INPUT

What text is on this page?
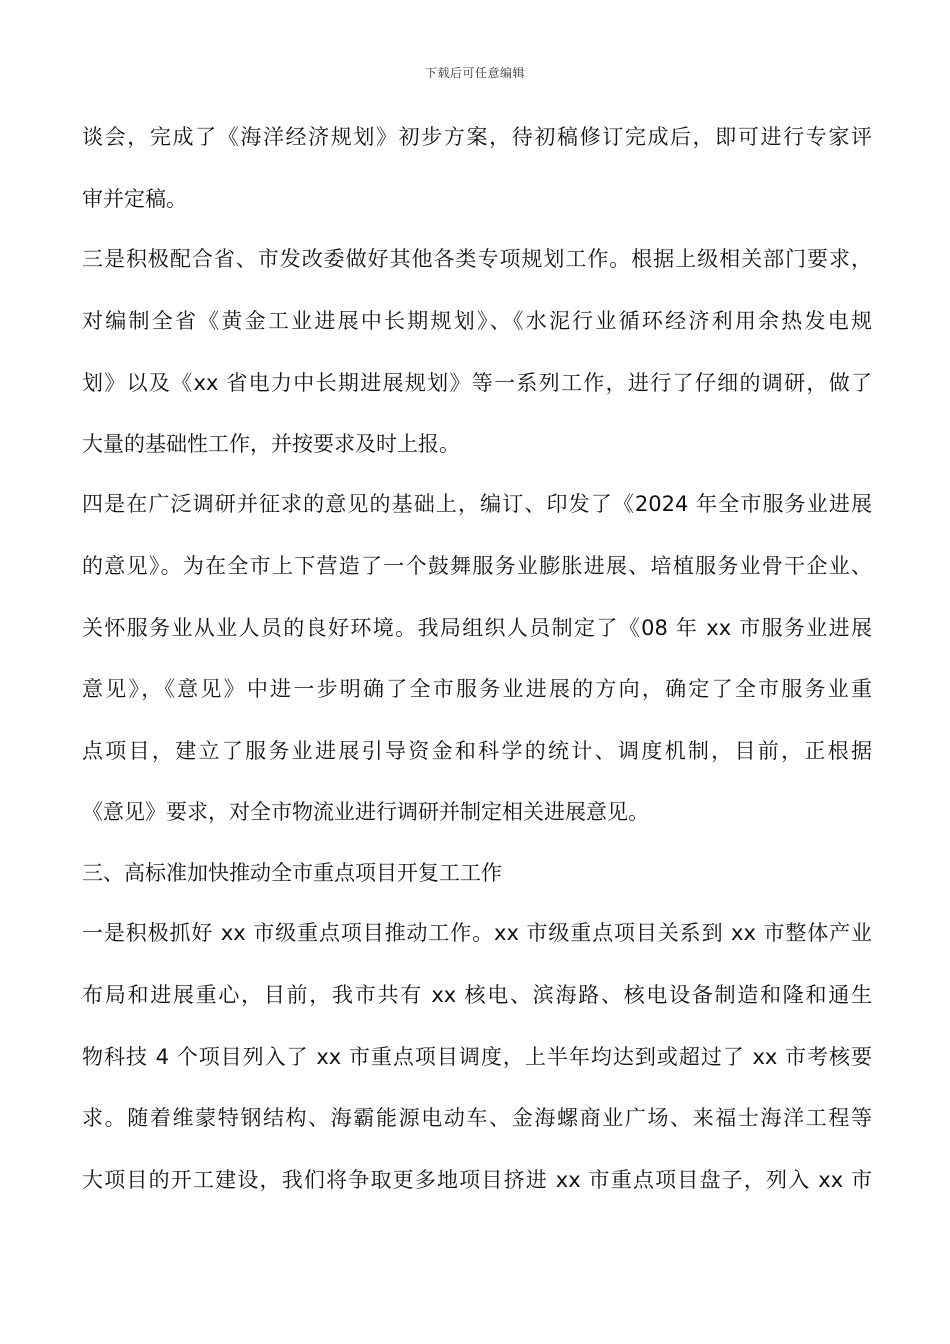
下载后可任意编辑
谈会，完成了《海洋经济规划》初步方案，待初稿修订完成后，即可进行专家评
审并定稿。
三是积极配合省、市发改委做好其他各类专项规划工作。根据上级相关部门要求，
对编制全省《黄金工业进展中长期规划》、《水泥行业循环经济利用余热发电规
划》以及《xx 省电力中长期进展规划》等一系列工作，进行了仔细的调研，做了
大量的基础性工作，并按要求及时上报。
四是在广泛调研并征求的意见的基础上，编订、印发了《2024 年全市服务业进展
的意见》。为在全市上下营造了一个鼓舞服务业膨胀进展、培植服务业骨干企业、
关怀服务业从业人员的良好环境。我局组织人员制定了《08 年 xx 市服务业进展
意见》，《意见》中进一步明确了全市服务业进展的方向，确定了全市服务业重
点项目，建立了服务业进展引导资金和科学的统计、调度机制，目前，正根据
《意见》要求，对全市物流业进行调研并制定相关进展意见。
三、高标准加快推动全市重点项目开复工工作
一是积极抓好 xx 市级重点项目推动工作。xx 市级重点项目关系到 xx 市整体产业
布局和进展重心，目前，我市共有 xx 核电、滨海路、核电设备制造和隆和通生
物科技 4 个项目列入了 xx 市重点项目调度，上半年均达到或超过了 xx 市考核要
求。随着维蒙特钢结构、海霸能源电动车、金海螺商业广场、来福士海洋工程等
大项目的开工建设，我们将争取更多地项目挤进 xx 市重点项目盘子，列入 xx 市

WRITTEN EXERCISE
All the lines above are to be reproduced exactly, except the pictures.

COMPLETED TASK
What text is on this page?
下载后可任意编辑
谈会，完成了《海洋经济规划》初步方案，待初稿修订完成后，即可进行专家评
审并定稿。
三是积极配合省、市发改委做好其他各类专项规划工作。根据上级相关部门要求，
对编制全省《黄金工业进展中长期规划》、《水泥行业循环经济利用余热发电规
划》以及《xx 省电力中长期进展规划》等一系列工作，进行了仔细的调研，做了
大量的基础性工作，并按要求及时上报。
四是在广泛调研并征求的意见的基础上，编订、印发了《2024 年全市服务业进展
的意见》。为在全市上下营造了一个鼓舞服务业膨胀进展、培植服务业骨干企业、
关怀服务业从业人员的良好环境。我局组织人员制定了《08 年 xx 市服务业进展
意见》，《意见》中进一步明确了全市服务业进展的方向，确定了全市服务业重
点项目，建立了服务业进展引导资金和科学的统计、调度机制，目前，正根据
《意见》要求，对全市物流业进行调研并制定相关进展意见。
三、高标准加快推动全市重点项目开复工工作
一是积极抓好 xx 市级重点项目推动工作。xx 市级重点项目关系到 xx 市整体产业
布局和进展重心，目前，我市共有 xx 核电、滨海路、核电设备制造和隆和通生
物科技 4 个项目列入了 xx 市重点项目调度，上半年均达到或超过了 xx 市考核要
求。随着维蒙特钢结构、海霸能源电动车、金海螺商业广场、来福士海洋工程等
大项目的开工建设，我们将争取更多地项目挤进 xx 市重点项目盘子，列入 xx 市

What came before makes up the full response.